Every entry below should be repeated exactly; the pictures should not.

▸ **Provided information**:
* * *
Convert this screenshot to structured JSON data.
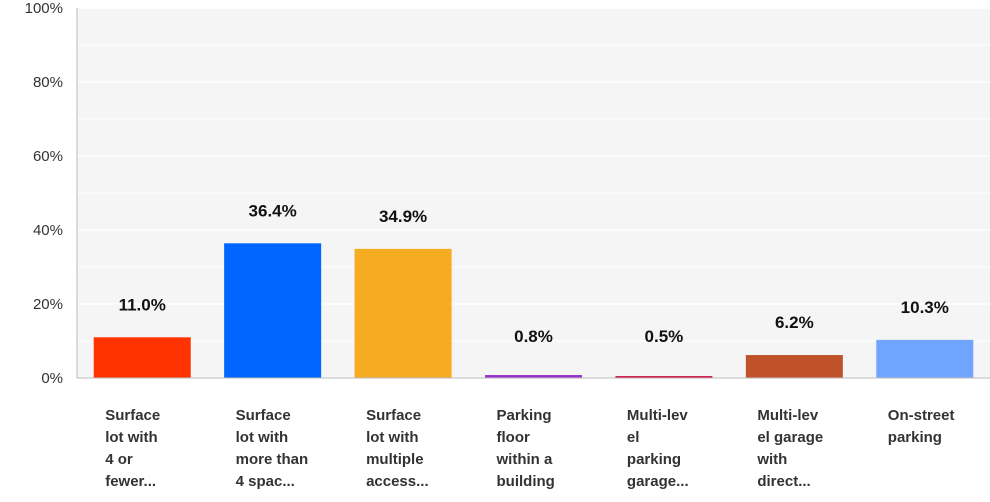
{
  "chart_data": {
    "type": "bar",
    "categories": [
      [
        "Surface",
        "lot with",
        "4 or",
        "fewer..."
      ],
      [
        "Surface",
        "lot with",
        "more than",
        "4 spac..."
      ],
      [
        "Surface",
        "lot    with",
        "multiple",
        "access..."
      ],
      [
        "Parking",
        "floor",
        "within a",
        "building"
      ],
      [
        "Multi-lev",
        "el",
        "parking",
        "garage..."
      ],
      [
        "Multi-lev",
        "el garage",
        "with",
        "direct..."
      ],
      [
        "On-street",
        "parking"
      ]
    ],
    "values": [
      11.0,
      36.4,
      34.9,
      0.8,
      0.5,
      6.2,
      10.3
    ],
    "value_labels": [
      "11.0%",
      "36.4%",
      "34.9%",
      "0.8%",
      "0.5%",
      "6.2%",
      "10.3%"
    ],
    "colors": [
      "#ff3300",
      "#0066ff",
      "#f5ac20",
      "#9933cc",
      "#cc0033",
      "#c0522a",
      "#6fa5ff"
    ],
    "ylim": [
      0,
      100
    ],
    "yticks": [
      "0%",
      "20%",
      "40%",
      "60%",
      "80%",
      "100%"
    ],
    "ytick_values": [
      0,
      20,
      40,
      60,
      80,
      100
    ],
    "grid": true,
    "background": "#f5f5f5",
    "grid_color": "#ffffff",
    "axis_color": "#bbbbbb"
  }
}
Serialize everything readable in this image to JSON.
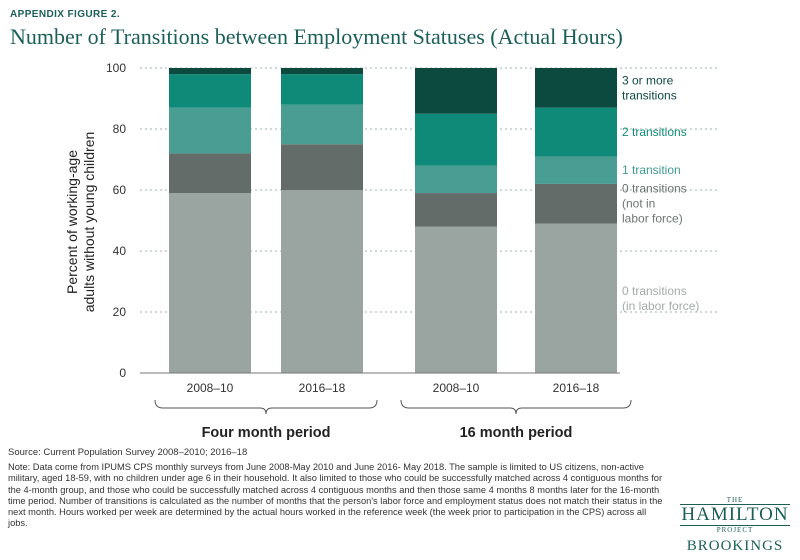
* * *
▸ **Problem solution**:
Convert this screenshot to structured JSON data.
{
  "chart_data": {
    "type": "bar",
    "categories": [
      [
        "Surface",
        "lot with",
        "4 or",
        "fewer..."
      ],
      [
        "Surface",
        "lot with",
        "more than",
        "4 spac..."
      ],
      [
        "Surface",
        "lot    with",
        "multiple",
        "access..."
      ],
      [
        "Parking",
        "floor",
        "within a",
        "building"
      ],
      [
        "Multi-lev",
        "el",
        "parking",
        "garage..."
      ],
      [
        "Multi-lev",
        "el garage",
        "with",
        "direct..."
      ],
      [
        "On-street",
        "parking"
      ]
    ],
    "values": [
      11.0,
      36.4,
      34.9,
      0.8,
      0.5,
      6.2,
      10.3
    ],
    "value_labels": [
      "11.0%",
      "36.4%",
      "34.9%",
      "0.8%",
      "0.5%",
      "6.2%",
      "10.3%"
    ],
    "colors": [
      "#ff3300",
      "#0066ff",
      "#f5ac20",
      "#9933cc",
      "#cc0033",
      "#c0522a",
      "#6fa5ff"
    ],
    "ylim": [
      0,
      100
    ],
    "yticks": [
      "0%",
      "20%",
      "40%",
      "60%",
      "80%",
      "100%"
    ],
    "ytick_values": [
      0,
      20,
      40,
      60,
      80,
      100
    ],
    "grid": true,
    "background": "#f5f5f5",
    "grid_color": "#ffffff",
    "axis_color": "#bbbbbb"
  }
}
Serialize everything readable in this image to JSON.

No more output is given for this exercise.